ASSIGNMENT 1:
Reproduce the passage of the emotions article from "Using Your Emotions" to "very destructive consequences.", word for word.
ASSIGNMENT 2:
Carry on the article about using your emotions, picking up right after its final sentence.

GIVEN TEXT:
Using Your Emotions

Jack Prot

Nowadays more and more people are becoming aware of how important it is to recognise and express their emotions, as opposed to just suppressing them. The “stiff upper lip” of the English way is gradually being superseded. Sadly, though, there is still no understanding of what emotions really are, and what it means to express them. Equally importantly, there is no understanding that emotions can and should be used constructively, as opposed to being indulged in with very destructive consequences.

Most people are nowadays aware of the negative effects of suppressing the emotions, and how these can lead to long-term dis-ease. However, we are also seeing an increasing incidence of emotions being allowed to run amuck. So, we are finding out of control emotional reactions increasingly springing up everywhere, with people losing control of their emotions in their homes, in public, on tv, and also in numerous other forms, e.g. road rage, etc.

In addition to encouraging people to “express” their anger, there are a number of therapies suggesting that people “act out” their anger, in groups, or using tools, such as unsuspecting pillows, upon which clients can vent their long-suppressed fury. To a limited extent, these techniques can be helpful, insofar as they can lead to a true release of pressure. However, releasing the pressure is just that – it does not address the cause, or bring about any change. Far too often the person concerned now just indulges in the emotion over and over again.

It is not the purpose of this article to deal exhaustively with emotions, or to explain the difference between emotions and feelings, (since they are not the same), but simply to give certain pointers in working with emotions.

Toltecs say that there are only 4 pure emotions – all other emotions, as opposed to feelings, are a mixture of these. The 4 pure emotions are: anger, fear, melancholy and joy.

When working with emotions the first point is to take responsibility for your emotions. They did not just come out of nowhere, and just “happen” to you. You caused them – you called them forth through the quality and extent of your own perception. In other words, it is the way you perceive, or have always perceived an event or certain things in your life that will give rise to an emotional impulse. Why do people always react in the same way when someone pushes the same buttons? Simply because their perception surrounding those “buttons” has never changed! Similarly, if another driver cuts in front of you in the traffic, it is your perception of this event that makes you react with fury!

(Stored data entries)

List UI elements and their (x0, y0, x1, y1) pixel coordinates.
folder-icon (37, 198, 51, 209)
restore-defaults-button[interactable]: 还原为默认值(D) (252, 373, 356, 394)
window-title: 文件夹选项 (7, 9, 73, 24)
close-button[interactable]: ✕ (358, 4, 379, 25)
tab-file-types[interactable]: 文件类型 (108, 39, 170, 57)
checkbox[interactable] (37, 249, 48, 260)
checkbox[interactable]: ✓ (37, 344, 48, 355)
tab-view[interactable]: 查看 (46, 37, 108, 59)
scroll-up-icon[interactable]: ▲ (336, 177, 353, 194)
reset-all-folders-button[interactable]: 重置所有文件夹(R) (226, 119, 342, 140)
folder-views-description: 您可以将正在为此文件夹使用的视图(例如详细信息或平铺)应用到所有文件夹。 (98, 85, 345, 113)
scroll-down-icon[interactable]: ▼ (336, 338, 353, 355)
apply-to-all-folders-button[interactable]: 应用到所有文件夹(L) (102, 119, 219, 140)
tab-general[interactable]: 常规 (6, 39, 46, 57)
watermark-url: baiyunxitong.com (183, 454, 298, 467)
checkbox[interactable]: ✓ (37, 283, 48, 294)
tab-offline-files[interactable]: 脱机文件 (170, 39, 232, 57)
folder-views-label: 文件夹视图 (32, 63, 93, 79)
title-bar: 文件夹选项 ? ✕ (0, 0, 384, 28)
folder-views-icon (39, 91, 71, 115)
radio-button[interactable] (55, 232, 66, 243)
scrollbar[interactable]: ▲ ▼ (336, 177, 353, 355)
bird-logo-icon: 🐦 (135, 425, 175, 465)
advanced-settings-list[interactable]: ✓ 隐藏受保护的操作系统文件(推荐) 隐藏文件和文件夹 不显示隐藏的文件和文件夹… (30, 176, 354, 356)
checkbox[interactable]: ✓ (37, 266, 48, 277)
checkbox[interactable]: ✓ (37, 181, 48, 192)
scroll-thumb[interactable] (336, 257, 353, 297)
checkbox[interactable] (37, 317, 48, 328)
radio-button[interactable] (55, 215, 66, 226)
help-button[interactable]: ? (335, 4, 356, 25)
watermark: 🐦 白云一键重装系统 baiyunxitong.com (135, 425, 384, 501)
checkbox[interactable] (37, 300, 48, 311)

RESPONSE AREA 1:
Using Your Emotions

Jack Prot

Nowadays more and more people are becoming aware of how important it is to recognise and express their emotions, as opposed to just suppressing them. The “stiff upper lip” of the English way is gradually being superseded. Sadly, though, there is still no understanding of what emotions really are, and what it means to express them. Equally importantly, there is no understanding that emotions can and should be used constructively, as opposed to being indulged in with very destructive consequences.

RESPONSE AREA 2:
What can you do about this?

In the first place, by accepting that you are responsible for your own emotions, you are recognising that you yourself have the ability to change them, so that you do not end up reacting.

How do you do this?

You USE your emotions. We are all familiar with the emotion anger. So, we say that anger is the desire to fight. But do we want to use that desire to fight negatively, and annihilate the other person, or is there another way that is more constructive? Thus we can use anger to fight for clarity, to ask what is really going on in this situation. Therefore when you suddenly get angry, USE that anger, that desire to fight, NOT to strangle the other person, but to achieve true objectivity on the situation, and most importantly on WHY you became angry. The fact that YOU called forth the desire to fight for clarity means that YOU have something to learn from the situation, and that includes your perception of the situation.

Of course, in all this, it is not necessary in fighting for clarity to go home and think things through. You can learn to think and fight in the moment. But you should always be clear about the fact that the battle you are fighting is for your own clarity and not that you are simply reacting to whatever is coming at you. Although it can sometimes be very satisfying to just give someone a “piece of your mind,” you always walk away knowing that you have never really changed anything – not yourself, not the other person, not the situation, and you have never actually learned anything either. And BECAUSE you called it forth in order to learn, then you will just call a similar experience forth again!

Whereas, if you accept responsibility for your own experience and your own emotions, you will always be able to USE your emotions to get the clarity you need, to change the situation, or if you cannot change the situation right now, at least to change your perception. And in this way, nobody will ever be able to push your buttons. Instead of reacting, you will be able to respond, and in your response, you will be able to choose the most appropriate course of action.